--- Data provided ---
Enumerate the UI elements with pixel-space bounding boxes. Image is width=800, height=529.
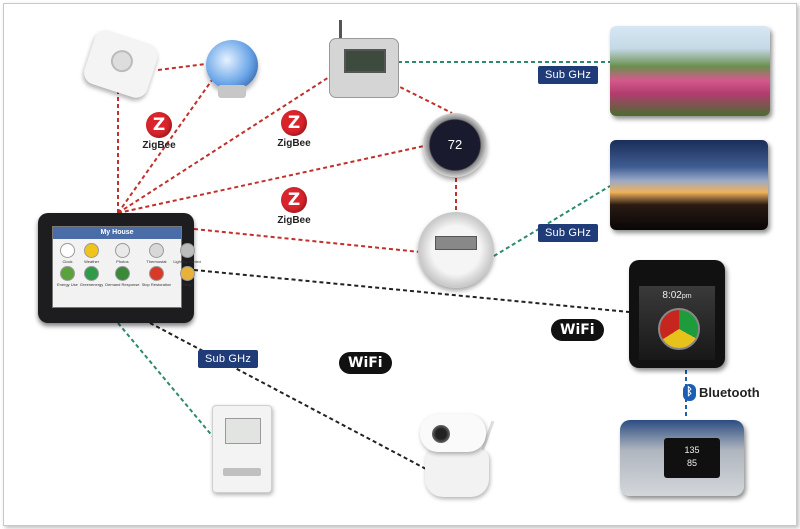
hub-tile-label: Greenenergy xyxy=(79,282,104,287)
weather-station-screen xyxy=(225,418,261,444)
hub-tile: Stop Restoration xyxy=(141,266,172,287)
zigbee-icon: Z xyxy=(281,187,307,213)
zigbee-logo-1: Z ZigBee xyxy=(136,112,182,151)
subghz-badge-3: Sub GHz xyxy=(198,350,259,368)
wifi-logo-2: WiFi xyxy=(339,352,392,374)
subghz-badge-1: Sub GHz xyxy=(538,66,599,84)
phone-screen: 8:02pm xyxy=(639,286,715,360)
phone-time: 8:02pm xyxy=(639,290,715,301)
phone-time-value: 8:02 xyxy=(662,290,682,301)
controller-antenna xyxy=(339,20,342,40)
lighting-icon xyxy=(179,243,195,258)
bp-reading-diastolic: 85 xyxy=(686,458,697,468)
power-plant-image xyxy=(610,140,768,230)
thermostat-icon xyxy=(148,243,164,258)
controller-screen xyxy=(344,49,386,73)
bulb-base xyxy=(218,85,246,98)
smartphone-icon: 8:02pm xyxy=(629,260,725,368)
weather-station-icon xyxy=(212,405,272,493)
hub-tile: Demand Response xyxy=(105,266,140,287)
hub-tile-label: Stop Restoration xyxy=(141,282,172,287)
wifi-logo-1: WiFi xyxy=(551,319,604,341)
thermostat-temperature: 72 xyxy=(447,137,463,152)
bluetooth-label: Bluetooth xyxy=(699,385,760,400)
hub-tile: Weather xyxy=(80,243,103,264)
hub-tile-label: Clock xyxy=(62,259,73,264)
hub-tile-label: Setup xyxy=(182,282,193,287)
hub-tile-label: Demand Response xyxy=(105,282,140,287)
zigbee-label-3: ZigBee xyxy=(277,215,311,226)
home-hub-tablet: My House Clock Weather Photos Thermostat Lig… xyxy=(38,213,201,323)
subghz-badge-2: Sub GHz xyxy=(538,224,599,242)
zigbee-icon: Z xyxy=(146,112,172,138)
hub-tile-label: Photos xyxy=(116,259,129,264)
smart-bulb-icon xyxy=(206,40,258,90)
zigbee-link-bulb xyxy=(117,79,213,214)
hub-tile-grid: Clock Weather Photos Thermostat Lighting Con… xyxy=(53,239,201,287)
clock-icon xyxy=(59,243,75,258)
camera-lens xyxy=(432,425,450,443)
hub-tile: Energy Use xyxy=(57,266,78,287)
zigbee-icon: Z xyxy=(281,110,307,136)
zigbee-link-thermostat xyxy=(117,145,425,214)
hub-tile: Setup xyxy=(173,266,201,287)
hub-screen: My House Clock Weather Photos Thermostat Lig… xyxy=(52,226,201,308)
zigbee-logo-3: Z ZigBee xyxy=(271,187,317,226)
subghz-link-plant xyxy=(493,185,611,257)
camera-base xyxy=(425,449,489,497)
zigbee-label-2: ZigBee xyxy=(277,138,311,149)
hub-tile: Thermostat xyxy=(142,243,172,264)
irrigation-controller-icon xyxy=(329,38,399,98)
hub-tile: Photos xyxy=(105,243,139,264)
wifi-link-phone xyxy=(193,269,630,313)
hub-tile: Clock xyxy=(57,243,78,264)
demand-icon xyxy=(114,266,130,281)
hub-tile: Greenenergy xyxy=(80,266,103,287)
thermostat-icon: 72 xyxy=(423,113,487,177)
meter-display xyxy=(435,236,477,250)
setup-icon xyxy=(179,266,195,281)
bluetooth-icon: ᛒ xyxy=(683,384,696,401)
zigbee-label-1: ZigBee xyxy=(142,140,176,151)
zigbee-link-controller xyxy=(117,69,341,214)
photos-icon xyxy=(114,243,130,258)
bp-reading-systolic: 135 xyxy=(684,445,700,455)
hub-tile-label: Weather xyxy=(84,259,100,264)
bp-display: 135 85 xyxy=(664,438,720,478)
zigbee-link-motion-bulb xyxy=(157,63,207,71)
blood-pressure-monitor-icon: 135 85 xyxy=(620,420,744,496)
weather-icon xyxy=(84,243,100,258)
hub-title: My House xyxy=(53,227,181,239)
zigbee-logo-2: Z ZigBee xyxy=(271,110,317,149)
greenenergy-icon xyxy=(84,266,100,281)
zigbee-link-controller-thermostat xyxy=(393,83,453,114)
hub-tile: Lighting Control xyxy=(173,243,201,264)
garden-sprinkler-image xyxy=(610,26,770,116)
energy-icon xyxy=(59,266,75,281)
smart-meter-icon xyxy=(418,212,494,288)
phone-time-suffix: pm xyxy=(681,293,692,300)
hub-tile-label: Energy Use xyxy=(57,282,78,287)
wifi-link-camera xyxy=(149,322,429,471)
bluetooth-logo: ᛒ Bluetooth xyxy=(683,384,760,401)
energy-gauge-icon xyxy=(658,308,700,350)
hub-tile-label: Thermostat xyxy=(146,259,167,264)
zigbee-link-meter xyxy=(193,228,421,253)
stop-icon xyxy=(148,266,164,281)
weather-station-logo xyxy=(223,468,261,476)
hub-tile-label: Lighting Control xyxy=(173,259,202,264)
security-camera-icon xyxy=(420,414,486,452)
subghz-link-weather xyxy=(117,322,215,439)
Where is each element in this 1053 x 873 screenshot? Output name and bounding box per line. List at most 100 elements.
---
To be done:
Transcribe the lines between the one holding "hub-tile-label: Greenenergy xyxy=(79,282,104,287)" and the one holding "phone-time-value: 8:02 xyxy=(662,290,682,301)", both included, exactly as they appear in the records.

Result of this exercise:
hub-tile-label: Greenenergy xyxy=(79,282,104,287)
weather-station-screen xyxy=(225,418,261,444)
hub-tile: Stop Restoration xyxy=(141,266,172,287)
zigbee-icon: Z xyxy=(281,187,307,213)
zigbee-logo-1: Z ZigBee xyxy=(136,112,182,151)
subghz-badge-3: Sub GHz xyxy=(198,350,259,368)
wifi-logo-2: WiFi xyxy=(339,352,392,374)
subghz-badge-1: Sub GHz xyxy=(538,66,599,84)
phone-screen: 8:02pm xyxy=(639,286,715,360)
phone-time: 8:02pm xyxy=(639,290,715,301)
phone-time-value: 8:02 xyxy=(662,290,682,301)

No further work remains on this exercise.